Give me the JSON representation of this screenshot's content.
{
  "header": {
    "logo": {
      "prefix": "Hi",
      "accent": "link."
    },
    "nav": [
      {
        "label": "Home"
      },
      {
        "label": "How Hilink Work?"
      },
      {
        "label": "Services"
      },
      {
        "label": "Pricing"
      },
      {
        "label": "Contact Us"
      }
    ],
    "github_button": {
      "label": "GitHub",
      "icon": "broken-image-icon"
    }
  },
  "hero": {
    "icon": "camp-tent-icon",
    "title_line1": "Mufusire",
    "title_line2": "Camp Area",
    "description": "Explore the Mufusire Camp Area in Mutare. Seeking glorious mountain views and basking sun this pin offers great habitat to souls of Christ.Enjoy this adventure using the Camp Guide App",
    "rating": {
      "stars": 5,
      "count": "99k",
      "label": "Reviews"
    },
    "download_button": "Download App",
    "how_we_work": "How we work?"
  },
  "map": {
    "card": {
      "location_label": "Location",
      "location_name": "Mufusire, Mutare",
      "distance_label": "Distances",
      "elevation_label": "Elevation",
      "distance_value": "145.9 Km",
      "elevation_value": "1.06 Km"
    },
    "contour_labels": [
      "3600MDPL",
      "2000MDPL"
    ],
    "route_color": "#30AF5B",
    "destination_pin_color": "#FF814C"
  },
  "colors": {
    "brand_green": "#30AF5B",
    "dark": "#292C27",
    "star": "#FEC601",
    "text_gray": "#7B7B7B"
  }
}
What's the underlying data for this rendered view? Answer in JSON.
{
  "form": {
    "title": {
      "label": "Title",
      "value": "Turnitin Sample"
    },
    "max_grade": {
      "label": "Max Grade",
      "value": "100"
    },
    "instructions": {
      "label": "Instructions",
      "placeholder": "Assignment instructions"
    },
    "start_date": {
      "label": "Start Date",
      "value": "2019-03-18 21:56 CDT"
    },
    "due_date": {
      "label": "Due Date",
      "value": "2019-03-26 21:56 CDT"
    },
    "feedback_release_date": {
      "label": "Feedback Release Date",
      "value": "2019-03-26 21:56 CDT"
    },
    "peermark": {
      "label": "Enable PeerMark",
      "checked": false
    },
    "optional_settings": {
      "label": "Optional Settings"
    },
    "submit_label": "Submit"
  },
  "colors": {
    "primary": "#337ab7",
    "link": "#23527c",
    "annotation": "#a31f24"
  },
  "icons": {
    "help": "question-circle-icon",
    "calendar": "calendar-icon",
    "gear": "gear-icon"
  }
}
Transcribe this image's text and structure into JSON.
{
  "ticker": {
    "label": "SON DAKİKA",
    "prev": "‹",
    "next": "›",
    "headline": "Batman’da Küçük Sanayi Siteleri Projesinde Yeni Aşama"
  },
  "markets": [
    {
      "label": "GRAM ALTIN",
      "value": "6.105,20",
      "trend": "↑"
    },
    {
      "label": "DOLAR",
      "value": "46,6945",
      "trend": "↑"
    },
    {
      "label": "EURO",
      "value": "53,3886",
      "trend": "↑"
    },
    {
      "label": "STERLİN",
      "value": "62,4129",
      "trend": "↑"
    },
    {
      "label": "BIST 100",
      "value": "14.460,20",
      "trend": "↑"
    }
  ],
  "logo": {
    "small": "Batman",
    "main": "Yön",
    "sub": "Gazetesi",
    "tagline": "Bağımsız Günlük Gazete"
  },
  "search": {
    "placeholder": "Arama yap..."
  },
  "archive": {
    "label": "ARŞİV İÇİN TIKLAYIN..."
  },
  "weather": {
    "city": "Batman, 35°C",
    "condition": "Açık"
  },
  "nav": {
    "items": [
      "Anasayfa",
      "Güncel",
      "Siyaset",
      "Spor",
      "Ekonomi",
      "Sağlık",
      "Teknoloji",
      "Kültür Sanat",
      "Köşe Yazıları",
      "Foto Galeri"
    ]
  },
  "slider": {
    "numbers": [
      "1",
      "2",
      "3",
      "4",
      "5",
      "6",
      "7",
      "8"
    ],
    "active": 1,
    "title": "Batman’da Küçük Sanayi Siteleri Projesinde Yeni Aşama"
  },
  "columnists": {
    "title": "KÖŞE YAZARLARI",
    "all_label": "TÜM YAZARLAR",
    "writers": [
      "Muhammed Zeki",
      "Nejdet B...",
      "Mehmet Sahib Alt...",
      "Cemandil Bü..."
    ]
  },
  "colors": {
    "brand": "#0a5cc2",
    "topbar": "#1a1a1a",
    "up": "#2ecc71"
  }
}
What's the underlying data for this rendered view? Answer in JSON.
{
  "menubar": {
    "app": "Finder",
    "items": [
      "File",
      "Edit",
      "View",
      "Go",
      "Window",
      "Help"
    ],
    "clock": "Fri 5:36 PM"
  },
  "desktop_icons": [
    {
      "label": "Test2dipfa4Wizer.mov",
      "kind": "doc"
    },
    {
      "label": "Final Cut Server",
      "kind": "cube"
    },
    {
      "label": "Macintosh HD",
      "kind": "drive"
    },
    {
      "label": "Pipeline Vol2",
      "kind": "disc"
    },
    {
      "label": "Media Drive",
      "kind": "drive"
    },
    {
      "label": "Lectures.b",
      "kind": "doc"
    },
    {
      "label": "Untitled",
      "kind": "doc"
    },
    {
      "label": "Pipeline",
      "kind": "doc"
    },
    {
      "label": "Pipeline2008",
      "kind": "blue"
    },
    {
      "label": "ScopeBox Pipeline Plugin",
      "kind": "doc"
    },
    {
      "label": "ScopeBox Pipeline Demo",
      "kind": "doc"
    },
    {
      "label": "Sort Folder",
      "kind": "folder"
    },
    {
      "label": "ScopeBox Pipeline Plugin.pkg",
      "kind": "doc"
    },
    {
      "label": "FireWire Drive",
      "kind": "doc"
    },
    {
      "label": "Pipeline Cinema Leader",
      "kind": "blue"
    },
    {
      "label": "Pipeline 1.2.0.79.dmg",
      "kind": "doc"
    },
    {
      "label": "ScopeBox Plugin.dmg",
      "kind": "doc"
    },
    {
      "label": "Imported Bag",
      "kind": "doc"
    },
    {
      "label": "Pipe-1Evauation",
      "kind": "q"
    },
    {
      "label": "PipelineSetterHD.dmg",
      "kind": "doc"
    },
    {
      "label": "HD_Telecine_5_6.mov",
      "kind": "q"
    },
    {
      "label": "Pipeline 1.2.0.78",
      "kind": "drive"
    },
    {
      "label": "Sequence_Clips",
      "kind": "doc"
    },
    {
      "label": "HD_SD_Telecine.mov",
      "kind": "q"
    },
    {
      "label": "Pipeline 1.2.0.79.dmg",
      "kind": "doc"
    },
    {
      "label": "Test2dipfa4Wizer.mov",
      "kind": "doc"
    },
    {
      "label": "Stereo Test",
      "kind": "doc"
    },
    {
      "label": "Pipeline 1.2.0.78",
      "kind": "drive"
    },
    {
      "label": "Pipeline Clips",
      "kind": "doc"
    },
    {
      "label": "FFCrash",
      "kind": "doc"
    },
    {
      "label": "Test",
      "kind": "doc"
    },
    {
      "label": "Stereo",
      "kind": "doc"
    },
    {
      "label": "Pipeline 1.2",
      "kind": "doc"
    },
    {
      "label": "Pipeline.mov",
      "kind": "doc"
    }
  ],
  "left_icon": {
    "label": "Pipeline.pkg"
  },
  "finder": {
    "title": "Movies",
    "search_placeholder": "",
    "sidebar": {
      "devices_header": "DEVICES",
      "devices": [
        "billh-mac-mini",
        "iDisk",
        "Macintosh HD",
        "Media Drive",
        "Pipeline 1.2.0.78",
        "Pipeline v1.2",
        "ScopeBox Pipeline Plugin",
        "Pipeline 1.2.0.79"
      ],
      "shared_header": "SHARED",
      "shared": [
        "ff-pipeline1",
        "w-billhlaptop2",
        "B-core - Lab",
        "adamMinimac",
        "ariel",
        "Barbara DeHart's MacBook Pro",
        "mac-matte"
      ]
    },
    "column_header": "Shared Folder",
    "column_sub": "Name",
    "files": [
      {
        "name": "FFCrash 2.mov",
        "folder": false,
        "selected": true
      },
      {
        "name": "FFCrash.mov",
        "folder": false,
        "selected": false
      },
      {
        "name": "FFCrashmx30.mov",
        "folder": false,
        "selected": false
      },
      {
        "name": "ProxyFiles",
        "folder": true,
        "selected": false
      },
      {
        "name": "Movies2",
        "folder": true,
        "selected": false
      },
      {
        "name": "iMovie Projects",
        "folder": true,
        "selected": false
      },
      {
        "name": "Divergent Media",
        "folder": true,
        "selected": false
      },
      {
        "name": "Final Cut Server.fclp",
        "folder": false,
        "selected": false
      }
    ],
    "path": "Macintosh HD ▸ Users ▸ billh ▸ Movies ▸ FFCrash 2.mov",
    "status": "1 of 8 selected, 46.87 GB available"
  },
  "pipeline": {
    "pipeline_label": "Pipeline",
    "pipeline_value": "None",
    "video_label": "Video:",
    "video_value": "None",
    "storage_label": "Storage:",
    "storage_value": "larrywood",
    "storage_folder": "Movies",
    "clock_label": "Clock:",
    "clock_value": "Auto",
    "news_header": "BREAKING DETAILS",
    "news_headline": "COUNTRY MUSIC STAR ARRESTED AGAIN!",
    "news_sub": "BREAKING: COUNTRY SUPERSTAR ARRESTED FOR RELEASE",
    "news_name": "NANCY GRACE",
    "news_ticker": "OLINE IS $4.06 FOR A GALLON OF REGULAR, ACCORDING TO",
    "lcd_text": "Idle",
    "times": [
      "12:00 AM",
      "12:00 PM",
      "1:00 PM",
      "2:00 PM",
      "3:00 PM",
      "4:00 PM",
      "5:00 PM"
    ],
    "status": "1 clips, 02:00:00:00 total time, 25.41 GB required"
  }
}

※ ※ ※

● **Exercise aim**: Copy every line in the listing above where the string "Area" turns up.

● **Solution**:
    "title_line2": "Camp Area",
    "description": "Explore the Mufusire Camp Area in Mutare. Seeking glorious mountain views and basking sun this pin offers great habitat to souls of Christ.Enjoy this adventure using the Camp Guide App",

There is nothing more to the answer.